Record set
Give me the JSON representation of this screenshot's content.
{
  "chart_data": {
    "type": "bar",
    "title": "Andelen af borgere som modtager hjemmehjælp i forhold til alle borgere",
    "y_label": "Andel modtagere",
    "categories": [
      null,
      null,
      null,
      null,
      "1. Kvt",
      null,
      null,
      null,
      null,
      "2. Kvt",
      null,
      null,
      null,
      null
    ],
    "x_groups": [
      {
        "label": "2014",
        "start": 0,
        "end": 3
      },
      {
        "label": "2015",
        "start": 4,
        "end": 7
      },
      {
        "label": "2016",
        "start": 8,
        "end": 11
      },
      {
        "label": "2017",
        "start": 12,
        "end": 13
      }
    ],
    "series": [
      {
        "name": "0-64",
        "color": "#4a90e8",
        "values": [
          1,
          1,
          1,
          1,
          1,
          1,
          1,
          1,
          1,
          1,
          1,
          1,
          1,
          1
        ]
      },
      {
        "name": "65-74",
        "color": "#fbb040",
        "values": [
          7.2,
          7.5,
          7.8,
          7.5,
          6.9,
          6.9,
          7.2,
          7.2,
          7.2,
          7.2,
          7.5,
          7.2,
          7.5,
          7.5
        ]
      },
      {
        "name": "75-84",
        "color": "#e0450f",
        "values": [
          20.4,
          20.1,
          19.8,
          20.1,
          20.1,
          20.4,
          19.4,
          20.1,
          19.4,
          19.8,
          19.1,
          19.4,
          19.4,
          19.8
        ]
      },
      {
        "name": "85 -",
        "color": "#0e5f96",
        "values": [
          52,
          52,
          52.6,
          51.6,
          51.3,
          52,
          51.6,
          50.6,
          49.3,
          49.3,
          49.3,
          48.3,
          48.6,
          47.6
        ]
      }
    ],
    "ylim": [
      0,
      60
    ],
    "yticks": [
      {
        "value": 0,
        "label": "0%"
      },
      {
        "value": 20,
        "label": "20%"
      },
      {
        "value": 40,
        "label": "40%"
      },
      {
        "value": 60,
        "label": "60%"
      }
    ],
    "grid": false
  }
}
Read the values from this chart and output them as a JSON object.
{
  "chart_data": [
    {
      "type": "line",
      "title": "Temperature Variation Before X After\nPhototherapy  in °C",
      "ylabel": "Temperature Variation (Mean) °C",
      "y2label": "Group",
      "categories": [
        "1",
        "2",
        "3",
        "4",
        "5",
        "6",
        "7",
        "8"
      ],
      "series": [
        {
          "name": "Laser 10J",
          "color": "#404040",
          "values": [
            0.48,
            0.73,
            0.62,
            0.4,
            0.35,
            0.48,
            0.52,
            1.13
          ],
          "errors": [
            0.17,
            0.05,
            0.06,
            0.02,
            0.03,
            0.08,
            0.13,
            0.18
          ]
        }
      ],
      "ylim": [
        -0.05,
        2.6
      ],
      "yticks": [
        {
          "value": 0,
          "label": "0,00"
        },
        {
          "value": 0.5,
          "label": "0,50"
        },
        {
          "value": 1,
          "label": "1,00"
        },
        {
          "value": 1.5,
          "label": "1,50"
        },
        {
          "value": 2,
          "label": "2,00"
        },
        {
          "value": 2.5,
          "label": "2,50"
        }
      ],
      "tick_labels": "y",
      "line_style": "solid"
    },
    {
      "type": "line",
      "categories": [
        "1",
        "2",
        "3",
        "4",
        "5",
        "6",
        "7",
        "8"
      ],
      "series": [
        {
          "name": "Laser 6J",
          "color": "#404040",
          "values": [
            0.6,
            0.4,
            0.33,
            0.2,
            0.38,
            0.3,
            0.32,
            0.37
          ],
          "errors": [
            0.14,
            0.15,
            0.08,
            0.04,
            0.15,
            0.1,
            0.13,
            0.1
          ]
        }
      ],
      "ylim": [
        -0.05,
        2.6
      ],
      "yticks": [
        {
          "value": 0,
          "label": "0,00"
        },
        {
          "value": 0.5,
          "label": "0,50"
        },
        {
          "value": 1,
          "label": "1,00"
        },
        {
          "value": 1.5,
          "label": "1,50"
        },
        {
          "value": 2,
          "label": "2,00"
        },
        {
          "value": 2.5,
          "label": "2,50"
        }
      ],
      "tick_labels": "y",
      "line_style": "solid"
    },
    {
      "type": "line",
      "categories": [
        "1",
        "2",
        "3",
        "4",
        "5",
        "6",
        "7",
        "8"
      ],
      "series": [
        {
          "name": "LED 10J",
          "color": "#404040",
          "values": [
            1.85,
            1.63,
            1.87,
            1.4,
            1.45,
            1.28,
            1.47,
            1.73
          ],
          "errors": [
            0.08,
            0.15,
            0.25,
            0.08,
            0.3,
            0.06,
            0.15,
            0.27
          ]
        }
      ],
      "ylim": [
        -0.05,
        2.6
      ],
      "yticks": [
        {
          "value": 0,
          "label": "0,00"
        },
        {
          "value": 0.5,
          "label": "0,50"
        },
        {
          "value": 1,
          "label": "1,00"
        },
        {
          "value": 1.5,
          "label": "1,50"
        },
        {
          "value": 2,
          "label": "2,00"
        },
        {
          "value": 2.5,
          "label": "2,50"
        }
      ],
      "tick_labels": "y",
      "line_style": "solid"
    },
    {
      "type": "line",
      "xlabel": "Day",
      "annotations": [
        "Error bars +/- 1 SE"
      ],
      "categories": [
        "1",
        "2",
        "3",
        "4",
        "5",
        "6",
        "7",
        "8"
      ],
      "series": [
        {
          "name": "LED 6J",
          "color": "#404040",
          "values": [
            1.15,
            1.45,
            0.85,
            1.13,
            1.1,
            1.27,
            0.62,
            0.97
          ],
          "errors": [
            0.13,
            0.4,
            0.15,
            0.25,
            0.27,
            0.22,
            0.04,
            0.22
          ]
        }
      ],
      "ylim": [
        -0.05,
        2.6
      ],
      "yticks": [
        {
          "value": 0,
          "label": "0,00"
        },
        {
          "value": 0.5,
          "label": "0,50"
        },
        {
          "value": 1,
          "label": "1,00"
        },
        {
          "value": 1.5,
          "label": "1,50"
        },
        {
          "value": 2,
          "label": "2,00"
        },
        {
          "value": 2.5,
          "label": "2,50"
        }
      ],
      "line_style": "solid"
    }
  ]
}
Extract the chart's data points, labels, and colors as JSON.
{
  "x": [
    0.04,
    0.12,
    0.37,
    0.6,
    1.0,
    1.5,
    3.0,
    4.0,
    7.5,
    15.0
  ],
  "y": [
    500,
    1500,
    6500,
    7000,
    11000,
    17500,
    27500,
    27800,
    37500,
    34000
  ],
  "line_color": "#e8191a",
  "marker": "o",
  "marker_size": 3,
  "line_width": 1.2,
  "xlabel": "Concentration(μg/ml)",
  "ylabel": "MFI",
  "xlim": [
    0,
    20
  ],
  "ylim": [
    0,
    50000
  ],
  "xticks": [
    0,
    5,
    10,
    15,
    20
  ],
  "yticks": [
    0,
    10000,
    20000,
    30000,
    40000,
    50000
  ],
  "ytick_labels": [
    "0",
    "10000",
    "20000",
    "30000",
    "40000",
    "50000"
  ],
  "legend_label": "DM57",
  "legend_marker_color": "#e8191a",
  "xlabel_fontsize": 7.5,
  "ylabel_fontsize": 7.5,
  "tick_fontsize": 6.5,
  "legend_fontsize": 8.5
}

Work required
Write the listing out again, exactly as shown above.

Solution
Give me the JSON representation of this screenshot's content.
{
  "chart_data": {
    "type": "bar",
    "title": "Andelen af borgere som modtager hjemmehjælp i forhold til alle borgere",
    "y_label": "Andel modtagere",
    "categories": [
      null,
      null,
      null,
      null,
      "1. Kvt",
      null,
      null,
      null,
      null,
      "2. Kvt",
      null,
      null,
      null,
      null
    ],
    "x_groups": [
      {
        "label": "2014",
        "start": 0,
        "end": 3
      },
      {
        "label": "2015",
        "start": 4,
        "end": 7
      },
      {
        "label": "2016",
        "start": 8,
        "end": 11
      },
      {
        "label": "2017",
        "start": 12,
        "end": 13
      }
    ],
    "series": [
      {
        "name": "0-64",
        "color": "#4a90e8",
        "values": [
          1,
          1,
          1,
          1,
          1,
          1,
          1,
          1,
          1,
          1,
          1,
          1,
          1,
          1
        ]
      },
      {
        "name": "65-74",
        "color": "#fbb040",
        "values": [
          7.2,
          7.5,
          7.8,
          7.5,
          6.9,
          6.9,
          7.2,
          7.2,
          7.2,
          7.2,
          7.5,
          7.2,
          7.5,
          7.5
        ]
      },
      {
        "name": "75-84",
        "color": "#e0450f",
        "values": [
          20.4,
          20.1,
          19.8,
          20.1,
          20.1,
          20.4,
          19.4,
          20.1,
          19.4,
          19.8,
          19.1,
          19.4,
          19.4,
          19.8
        ]
      },
      {
        "name": "85 -",
        "color": "#0e5f96",
        "values": [
          52,
          52,
          52.6,
          51.6,
          51.3,
          52,
          51.6,
          50.6,
          49.3,
          49.3,
          49.3,
          48.3,
          48.6,
          47.6
        ]
      }
    ],
    "ylim": [
      0,
      60
    ],
    "yticks": [
      {
        "value": 0,
        "label": "0%"
      },
      {
        "value": 20,
        "label": "20%"
      },
      {
        "value": 40,
        "label": "40%"
      },
      {
        "value": 60,
        "label": "60%"
      }
    ],
    "grid": false
  }
}
Read the values from this chart and output them as a JSON object.
{
  "chart_data": [
    {
      "type": "line",
      "title": "Temperature Variation Before X After\nPhototherapy  in °C",
      "ylabel": "Temperature Variation (Mean) °C",
      "y2label": "Group",
      "categories": [
        "1",
        "2",
        "3",
        "4",
        "5",
        "6",
        "7",
        "8"
      ],
      "series": [
        {
          "name": "Laser 10J",
          "color": "#404040",
          "values": [
            0.48,
            0.73,
            0.62,
            0.4,
            0.35,
            0.48,
            0.52,
            1.13
          ],
          "errors": [
            0.17,
            0.05,
            0.06,
            0.02,
            0.03,
            0.08,
            0.13,
            0.18
          ]
        }
      ],
      "ylim": [
        -0.05,
        2.6
      ],
      "yticks": [
        {
          "value": 0,
          "label": "0,00"
        },
        {
          "value": 0.5,
          "label": "0,50"
        },
        {
          "value": 1,
          "label": "1,00"
        },
        {
          "value": 1.5,
          "label": "1,50"
        },
        {
          "value": 2,
          "label": "2,00"
        },
        {
          "value": 2.5,
          "label": "2,50"
        }
      ],
      "tick_labels": "y",
      "line_style": "solid"
    },
    {
      "type": "line",
      "categories": [
        "1",
        "2",
        "3",
        "4",
        "5",
        "6",
        "7",
        "8"
      ],
      "series": [
        {
          "name": "Laser 6J",
          "color": "#404040",
          "values": [
            0.6,
            0.4,
            0.33,
            0.2,
            0.38,
            0.3,
            0.32,
            0.37
          ],
          "errors": [
            0.14,
            0.15,
            0.08,
            0.04,
            0.15,
            0.1,
            0.13,
            0.1
          ]
        }
      ],
      "ylim": [
        -0.05,
        2.6
      ],
      "yticks": [
        {
          "value": 0,
          "label": "0,00"
        },
        {
          "value": 0.5,
          "label": "0,50"
        },
        {
          "value": 1,
          "label": "1,00"
        },
        {
          "value": 1.5,
          "label": "1,50"
        },
        {
          "value": 2,
          "label": "2,00"
        },
        {
          "value": 2.5,
          "label": "2,50"
        }
      ],
      "tick_labels": "y",
      "line_style": "solid"
    },
    {
      "type": "line",
      "categories": [
        "1",
        "2",
        "3",
        "4",
        "5",
        "6",
        "7",
        "8"
      ],
      "series": [
        {
          "name": "LED 10J",
          "color": "#404040",
          "values": [
            1.85,
            1.63,
            1.87,
            1.4,
            1.45,
            1.28,
            1.47,
            1.73
          ],
          "errors": [
            0.08,
            0.15,
            0.25,
            0.08,
            0.3,
            0.06,
            0.15,
            0.27
          ]
        }
      ],
      "ylim": [
        -0.05,
        2.6
      ],
      "yticks": [
        {
          "value": 0,
          "label": "0,00"
        },
        {
          "value": 0.5,
          "label": "0,50"
        },
        {
          "value": 1,
          "label": "1,00"
        },
        {
          "value": 1.5,
          "label": "1,50"
        },
        {
          "value": 2,
          "label": "2,00"
        },
        {
          "value": 2.5,
          "label": "2,50"
        }
      ],
      "tick_labels": "y",
      "line_style": "solid"
    },
    {
      "type": "line",
      "xlabel": "Day",
      "annotations": [
        "Error bars +/- 1 SE"
      ],
      "categories": [
        "1",
        "2",
        "3",
        "4",
        "5",
        "6",
        "7",
        "8"
      ],
      "series": [
        {
          "name": "LED 6J",
          "color": "#404040",
          "values": [
            1.15,
            1.45,
            0.85,
            1.13,
            1.1,
            1.27,
            0.62,
            0.97
          ],
          "errors": [
            0.13,
            0.4,
            0.15,
            0.25,
            0.27,
            0.22,
            0.04,
            0.22
          ]
        }
      ],
      "ylim": [
        -0.05,
        2.6
      ],
      "yticks": [
        {
          "value": 0,
          "label": "0,00"
        },
        {
          "value": 0.5,
          "label": "0,50"
        },
        {
          "value": 1,
          "label": "1,00"
        },
        {
          "value": 1.5,
          "label": "1,50"
        },
        {
          "value": 2,
          "label": "2,00"
        },
        {
          "value": 2.5,
          "label": "2,50"
        }
      ],
      "line_style": "solid"
    }
  ]
}
Extract the chart's data points, labels, and colors as JSON.
{
  "x": [
    0.04,
    0.12,
    0.37,
    0.6,
    1.0,
    1.5,
    3.0,
    4.0,
    7.5,
    15.0
  ],
  "y": [
    500,
    1500,
    6500,
    7000,
    11000,
    17500,
    27500,
    27800,
    37500,
    34000
  ],
  "line_color": "#e8191a",
  "marker": "o",
  "marker_size": 3,
  "line_width": 1.2,
  "xlabel": "Concentration(μg/ml)",
  "ylabel": "MFI",
  "xlim": [
    0,
    20
  ],
  "ylim": [
    0,
    50000
  ],
  "xticks": [
    0,
    5,
    10,
    15,
    20
  ],
  "yticks": [
    0,
    10000,
    20000,
    30000,
    40000,
    50000
  ],
  "ytick_labels": [
    "0",
    "10000",
    "20000",
    "30000",
    "40000",
    "50000"
  ],
  "legend_label": "DM57",
  "legend_marker_color": "#e8191a",
  "xlabel_fontsize": 7.5,
  "ylabel_fontsize": 7.5,
  "tick_fontsize": 6.5,
  "legend_fontsize": 8.5
}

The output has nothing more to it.